Each record below is to be reproduced without any change.

↓↓↓

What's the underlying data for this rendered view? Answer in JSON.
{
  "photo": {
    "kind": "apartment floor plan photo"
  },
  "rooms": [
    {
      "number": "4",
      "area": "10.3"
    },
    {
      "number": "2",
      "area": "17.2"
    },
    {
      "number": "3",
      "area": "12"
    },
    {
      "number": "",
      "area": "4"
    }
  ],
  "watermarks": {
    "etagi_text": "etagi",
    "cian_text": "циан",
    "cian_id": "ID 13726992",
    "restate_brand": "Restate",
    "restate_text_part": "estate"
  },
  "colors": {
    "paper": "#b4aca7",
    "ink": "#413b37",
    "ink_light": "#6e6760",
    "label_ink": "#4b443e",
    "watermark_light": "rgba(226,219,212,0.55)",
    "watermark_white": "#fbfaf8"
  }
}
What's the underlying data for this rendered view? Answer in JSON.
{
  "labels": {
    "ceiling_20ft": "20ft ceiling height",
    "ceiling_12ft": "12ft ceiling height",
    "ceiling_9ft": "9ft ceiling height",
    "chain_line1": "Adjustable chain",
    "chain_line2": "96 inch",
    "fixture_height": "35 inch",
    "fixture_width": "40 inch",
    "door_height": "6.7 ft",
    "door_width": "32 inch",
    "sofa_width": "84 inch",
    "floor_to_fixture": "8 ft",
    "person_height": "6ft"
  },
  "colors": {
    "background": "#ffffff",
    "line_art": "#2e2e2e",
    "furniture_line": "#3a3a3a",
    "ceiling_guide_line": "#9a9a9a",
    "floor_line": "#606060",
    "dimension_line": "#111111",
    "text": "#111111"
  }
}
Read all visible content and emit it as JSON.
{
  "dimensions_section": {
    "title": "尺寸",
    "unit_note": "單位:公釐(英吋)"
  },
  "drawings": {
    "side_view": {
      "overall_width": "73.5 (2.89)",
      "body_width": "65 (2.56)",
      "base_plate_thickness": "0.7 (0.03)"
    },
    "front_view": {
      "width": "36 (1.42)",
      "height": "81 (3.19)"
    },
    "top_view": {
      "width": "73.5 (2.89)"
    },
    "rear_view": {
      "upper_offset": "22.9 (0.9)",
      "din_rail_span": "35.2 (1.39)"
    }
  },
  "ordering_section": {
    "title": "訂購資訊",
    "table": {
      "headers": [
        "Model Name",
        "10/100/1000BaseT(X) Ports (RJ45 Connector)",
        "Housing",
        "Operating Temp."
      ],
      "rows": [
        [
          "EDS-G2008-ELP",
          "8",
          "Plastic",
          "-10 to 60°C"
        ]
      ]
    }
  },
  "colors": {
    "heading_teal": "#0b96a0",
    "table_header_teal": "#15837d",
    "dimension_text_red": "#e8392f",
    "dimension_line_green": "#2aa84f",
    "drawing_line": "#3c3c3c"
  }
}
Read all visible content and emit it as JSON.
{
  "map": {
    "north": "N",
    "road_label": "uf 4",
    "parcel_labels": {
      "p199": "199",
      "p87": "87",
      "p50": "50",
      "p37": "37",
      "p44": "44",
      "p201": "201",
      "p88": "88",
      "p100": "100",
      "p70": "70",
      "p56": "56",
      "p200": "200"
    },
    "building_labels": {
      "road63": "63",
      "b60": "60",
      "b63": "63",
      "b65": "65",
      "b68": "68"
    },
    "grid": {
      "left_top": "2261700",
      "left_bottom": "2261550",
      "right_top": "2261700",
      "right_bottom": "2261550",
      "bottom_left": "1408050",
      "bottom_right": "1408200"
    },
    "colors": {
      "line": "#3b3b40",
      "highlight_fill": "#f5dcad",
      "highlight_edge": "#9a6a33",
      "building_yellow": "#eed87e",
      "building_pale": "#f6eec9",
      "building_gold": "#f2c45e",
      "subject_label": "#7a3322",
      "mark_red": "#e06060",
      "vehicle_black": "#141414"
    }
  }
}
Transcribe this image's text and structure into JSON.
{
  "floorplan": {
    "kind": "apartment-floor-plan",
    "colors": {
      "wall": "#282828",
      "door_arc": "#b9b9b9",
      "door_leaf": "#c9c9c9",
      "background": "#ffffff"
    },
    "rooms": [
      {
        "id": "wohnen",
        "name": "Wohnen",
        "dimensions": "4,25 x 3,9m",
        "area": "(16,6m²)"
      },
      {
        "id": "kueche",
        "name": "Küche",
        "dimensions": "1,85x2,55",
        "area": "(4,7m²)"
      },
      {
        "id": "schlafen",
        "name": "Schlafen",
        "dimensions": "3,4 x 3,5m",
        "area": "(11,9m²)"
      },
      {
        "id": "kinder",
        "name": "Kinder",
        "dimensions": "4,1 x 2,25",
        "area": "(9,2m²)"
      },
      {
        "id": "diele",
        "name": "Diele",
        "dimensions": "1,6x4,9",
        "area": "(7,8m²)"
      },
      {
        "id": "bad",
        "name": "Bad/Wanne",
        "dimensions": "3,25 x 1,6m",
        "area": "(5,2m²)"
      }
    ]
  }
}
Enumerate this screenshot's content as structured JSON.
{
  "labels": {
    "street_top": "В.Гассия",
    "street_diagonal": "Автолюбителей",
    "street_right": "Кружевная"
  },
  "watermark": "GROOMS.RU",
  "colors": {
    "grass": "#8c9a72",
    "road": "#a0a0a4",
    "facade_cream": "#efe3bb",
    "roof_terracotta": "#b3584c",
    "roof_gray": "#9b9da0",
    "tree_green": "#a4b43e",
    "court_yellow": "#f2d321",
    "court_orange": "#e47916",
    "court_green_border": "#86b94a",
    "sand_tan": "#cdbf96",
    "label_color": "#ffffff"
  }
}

↑↑↑

* **Task result**
What's the underlying data for this rendered view? Answer in JSON.
{
  "photo": {
    "kind": "apartment floor plan photo"
  },
  "rooms": [
    {
      "number": "4",
      "area": "10.3"
    },
    {
      "number": "2",
      "area": "17.2"
    },
    {
      "number": "3",
      "area": "12"
    },
    {
      "number": "",
      "area": "4"
    }
  ],
  "watermarks": {
    "etagi_text": "etagi",
    "cian_text": "циан",
    "cian_id": "ID 13726992",
    "restate_brand": "Restate",
    "restate_text_part": "estate"
  },
  "colors": {
    "paper": "#b4aca7",
    "ink": "#413b37",
    "ink_light": "#6e6760",
    "label_ink": "#4b443e",
    "watermark_light": "rgba(226,219,212,0.55)",
    "watermark_white": "#fbfaf8"
  }
}
What's the underlying data for this rendered view? Answer in JSON.
{
  "labels": {
    "ceiling_20ft": "20ft ceiling height",
    "ceiling_12ft": "12ft ceiling height",
    "ceiling_9ft": "9ft ceiling height",
    "chain_line1": "Adjustable chain",
    "chain_line2": "96 inch",
    "fixture_height": "35 inch",
    "fixture_width": "40 inch",
    "door_height": "6.7 ft",
    "door_width": "32 inch",
    "sofa_width": "84 inch",
    "floor_to_fixture": "8 ft",
    "person_height": "6ft"
  },
  "colors": {
    "background": "#ffffff",
    "line_art": "#2e2e2e",
    "furniture_line": "#3a3a3a",
    "ceiling_guide_line": "#9a9a9a",
    "floor_line": "#606060",
    "dimension_line": "#111111",
    "text": "#111111"
  }
}
Read all visible content and emit it as JSON.
{
  "dimensions_section": {
    "title": "尺寸",
    "unit_note": "單位:公釐(英吋)"
  },
  "drawings": {
    "side_view": {
      "overall_width": "73.5 (2.89)",
      "body_width": "65 (2.56)",
      "base_plate_thickness": "0.7 (0.03)"
    },
    "front_view": {
      "width": "36 (1.42)",
      "height": "81 (3.19)"
    },
    "top_view": {
      "width": "73.5 (2.89)"
    },
    "rear_view": {
      "upper_offset": "22.9 (0.9)",
      "din_rail_span": "35.2 (1.39)"
    }
  },
  "ordering_section": {
    "title": "訂購資訊",
    "table": {
      "headers": [
        "Model Name",
        "10/100/1000BaseT(X) Ports (RJ45 Connector)",
        "Housing",
        "Operating Temp."
      ],
      "rows": [
        [
          "EDS-G2008-ELP",
          "8",
          "Plastic",
          "-10 to 60°C"
        ]
      ]
    }
  },
  "colors": {
    "heading_teal": "#0b96a0",
    "table_header_teal": "#15837d",
    "dimension_text_red": "#e8392f",
    "dimension_line_green": "#2aa84f",
    "drawing_line": "#3c3c3c"
  }
}
Read all visible content and emit it as JSON.
{
  "map": {
    "north": "N",
    "road_label": "uf 4",
    "parcel_labels": {
      "p199": "199",
      "p87": "87",
      "p50": "50",
      "p37": "37",
      "p44": "44",
      "p201": "201",
      "p88": "88",
      "p100": "100",
      "p70": "70",
      "p56": "56",
      "p200": "200"
    },
    "building_labels": {
      "road63": "63",
      "b60": "60",
      "b63": "63",
      "b65": "65",
      "b68": "68"
    },
    "grid": {
      "left_top": "2261700",
      "left_bottom": "2261550",
      "right_top": "2261700",
      "right_bottom": "2261550",
      "bottom_left": "1408050",
      "bottom_right": "1408200"
    },
    "colors": {
      "line": "#3b3b40",
      "highlight_fill": "#f5dcad",
      "highlight_edge": "#9a6a33",
      "building_yellow": "#eed87e",
      "building_pale": "#f6eec9",
      "building_gold": "#f2c45e",
      "subject_label": "#7a3322",
      "mark_red": "#e06060",
      "vehicle_black": "#141414"
    }
  }
}
Transcribe this image's text and structure into JSON.
{
  "floorplan": {
    "kind": "apartment-floor-plan",
    "colors": {
      "wall": "#282828",
      "door_arc": "#b9b9b9",
      "door_leaf": "#c9c9c9",
      "background": "#ffffff"
    },
    "rooms": [
      {
        "id": "wohnen",
        "name": "Wohnen",
        "dimensions": "4,25 x 3,9m",
        "area": "(16,6m²)"
      },
      {
        "id": "kueche",
        "name": "Küche",
        "dimensions": "1,85x2,55",
        "area": "(4,7m²)"
      },
      {
        "id": "schlafen",
        "name": "Schlafen",
        "dimensions": "3,4 x 3,5m",
        "area": "(11,9m²)"
      },
      {
        "id": "kinder",
        "name": "Kinder",
        "dimensions": "4,1 x 2,25",
        "area": "(9,2m²)"
      },
      {
        "id": "diele",
        "name": "Diele",
        "dimensions": "1,6x4,9",
        "area": "(7,8m²)"
      },
      {
        "id": "bad",
        "name": "Bad/Wanne",
        "dimensions": "3,25 x 1,6m",
        "area": "(5,2m²)"
      }
    ]
  }
}
Enumerate this screenshot's content as structured JSON.
{
  "labels": {
    "street_top": "В.Гассия",
    "street_diagonal": "Автолюбителей",
    "street_right": "Кружевная"
  },
  "watermark": "GROOMS.RU",
  "colors": {
    "grass": "#8c9a72",
    "road": "#a0a0a4",
    "facade_cream": "#efe3bb",
    "roof_terracotta": "#b3584c",
    "roof_gray": "#9b9da0",
    "tree_green": "#a4b43e",
    "court_yellow": "#f2d321",
    "court_orange": "#e47916",
    "court_green_border": "#86b94a",
    "sand_tan": "#cdbf96",
    "label_color": "#ffffff"
  }
}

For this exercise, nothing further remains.